Copy the data precisely, keeping every character.

--- --- ---

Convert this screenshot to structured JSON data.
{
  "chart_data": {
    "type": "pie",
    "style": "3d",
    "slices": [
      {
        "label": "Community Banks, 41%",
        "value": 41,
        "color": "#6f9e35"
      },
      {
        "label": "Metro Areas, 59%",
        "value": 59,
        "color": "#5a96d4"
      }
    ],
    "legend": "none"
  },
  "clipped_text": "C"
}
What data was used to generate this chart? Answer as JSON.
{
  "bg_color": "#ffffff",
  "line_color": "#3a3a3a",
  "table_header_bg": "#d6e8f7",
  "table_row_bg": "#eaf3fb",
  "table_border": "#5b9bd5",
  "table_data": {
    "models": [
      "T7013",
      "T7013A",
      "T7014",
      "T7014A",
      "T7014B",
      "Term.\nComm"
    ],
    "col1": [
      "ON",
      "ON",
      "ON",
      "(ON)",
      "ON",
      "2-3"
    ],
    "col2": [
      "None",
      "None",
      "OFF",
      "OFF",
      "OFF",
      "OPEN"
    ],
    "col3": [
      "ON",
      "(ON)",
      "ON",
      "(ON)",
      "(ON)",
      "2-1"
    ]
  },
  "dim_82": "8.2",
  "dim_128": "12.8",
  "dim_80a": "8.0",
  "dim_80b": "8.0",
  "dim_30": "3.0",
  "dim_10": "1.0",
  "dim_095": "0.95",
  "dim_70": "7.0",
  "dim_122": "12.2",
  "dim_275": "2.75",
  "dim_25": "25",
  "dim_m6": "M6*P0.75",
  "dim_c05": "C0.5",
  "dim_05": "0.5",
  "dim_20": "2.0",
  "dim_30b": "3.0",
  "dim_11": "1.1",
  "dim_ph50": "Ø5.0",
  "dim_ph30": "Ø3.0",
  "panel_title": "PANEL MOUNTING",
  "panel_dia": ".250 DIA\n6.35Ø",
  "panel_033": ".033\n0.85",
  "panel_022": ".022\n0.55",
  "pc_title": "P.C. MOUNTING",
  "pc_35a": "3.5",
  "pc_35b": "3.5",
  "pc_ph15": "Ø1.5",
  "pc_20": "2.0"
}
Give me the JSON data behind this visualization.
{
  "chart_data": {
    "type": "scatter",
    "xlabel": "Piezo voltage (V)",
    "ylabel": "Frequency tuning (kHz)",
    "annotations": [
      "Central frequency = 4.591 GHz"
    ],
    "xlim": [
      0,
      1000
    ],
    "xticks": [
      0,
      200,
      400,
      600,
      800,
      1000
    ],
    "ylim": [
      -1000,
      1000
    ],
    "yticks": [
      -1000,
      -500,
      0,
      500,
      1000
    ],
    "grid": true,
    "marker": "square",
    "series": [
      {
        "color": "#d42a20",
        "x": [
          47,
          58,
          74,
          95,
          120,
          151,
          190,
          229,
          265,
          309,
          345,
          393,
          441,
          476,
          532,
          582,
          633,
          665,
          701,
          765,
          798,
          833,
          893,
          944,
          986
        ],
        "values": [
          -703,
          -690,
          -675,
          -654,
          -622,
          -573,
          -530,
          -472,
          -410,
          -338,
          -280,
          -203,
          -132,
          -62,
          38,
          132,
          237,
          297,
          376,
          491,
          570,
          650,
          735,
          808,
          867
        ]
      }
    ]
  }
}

--- --- ---

■ **Answer to this problem**:
Convert this screenshot to structured JSON data.
{
  "chart_data": {
    "type": "pie",
    "style": "3d",
    "slices": [
      {
        "label": "Community Banks, 41%",
        "value": 41,
        "color": "#6f9e35"
      },
      {
        "label": "Metro Areas, 59%",
        "value": 59,
        "color": "#5a96d4"
      }
    ],
    "legend": "none"
  },
  "clipped_text": "C"
}
What data was used to generate this chart? Answer as JSON.
{
  "bg_color": "#ffffff",
  "line_color": "#3a3a3a",
  "table_header_bg": "#d6e8f7",
  "table_row_bg": "#eaf3fb",
  "table_border": "#5b9bd5",
  "table_data": {
    "models": [
      "T7013",
      "T7013A",
      "T7014",
      "T7014A",
      "T7014B",
      "Term.\nComm"
    ],
    "col1": [
      "ON",
      "ON",
      "ON",
      "(ON)",
      "ON",
      "2-3"
    ],
    "col2": [
      "None",
      "None",
      "OFF",
      "OFF",
      "OFF",
      "OPEN"
    ],
    "col3": [
      "ON",
      "(ON)",
      "ON",
      "(ON)",
      "(ON)",
      "2-1"
    ]
  },
  "dim_82": "8.2",
  "dim_128": "12.8",
  "dim_80a": "8.0",
  "dim_80b": "8.0",
  "dim_30": "3.0",
  "dim_10": "1.0",
  "dim_095": "0.95",
  "dim_70": "7.0",
  "dim_122": "12.2",
  "dim_275": "2.75",
  "dim_25": "25",
  "dim_m6": "M6*P0.75",
  "dim_c05": "C0.5",
  "dim_05": "0.5",
  "dim_20": "2.0",
  "dim_30b": "3.0",
  "dim_11": "1.1",
  "dim_ph50": "Ø5.0",
  "dim_ph30": "Ø3.0",
  "panel_title": "PANEL MOUNTING",
  "panel_dia": ".250 DIA\n6.35Ø",
  "panel_033": ".033\n0.85",
  "panel_022": ".022\n0.55",
  "pc_title": "P.C. MOUNTING",
  "pc_35a": "3.5",
  "pc_35b": "3.5",
  "pc_ph15": "Ø1.5",
  "pc_20": "2.0"
}
Give me the JSON data behind this visualization.
{
  "chart_data": {
    "type": "scatter",
    "xlabel": "Piezo voltage (V)",
    "ylabel": "Frequency tuning (kHz)",
    "annotations": [
      "Central frequency = 4.591 GHz"
    ],
    "xlim": [
      0,
      1000
    ],
    "xticks": [
      0,
      200,
      400,
      600,
      800,
      1000
    ],
    "ylim": [
      -1000,
      1000
    ],
    "yticks": [
      -1000,
      -500,
      0,
      500,
      1000
    ],
    "grid": true,
    "marker": "square",
    "series": [
      {
        "color": "#d42a20",
        "x": [
          47,
          58,
          74,
          95,
          120,
          151,
          190,
          229,
          265,
          309,
          345,
          393,
          441,
          476,
          532,
          582,
          633,
          665,
          701,
          765,
          798,
          833,
          893,
          944,
          986
        ],
        "values": [
          -703,
          -690,
          -675,
          -654,
          -622,
          -573,
          -530,
          -472,
          -410,
          -338,
          -280,
          -203,
          -132,
          -62,
          38,
          132,
          237,
          297,
          376,
          491,
          570,
          650,
          735,
          808,
          867
        ]
      }
    ]
  }
}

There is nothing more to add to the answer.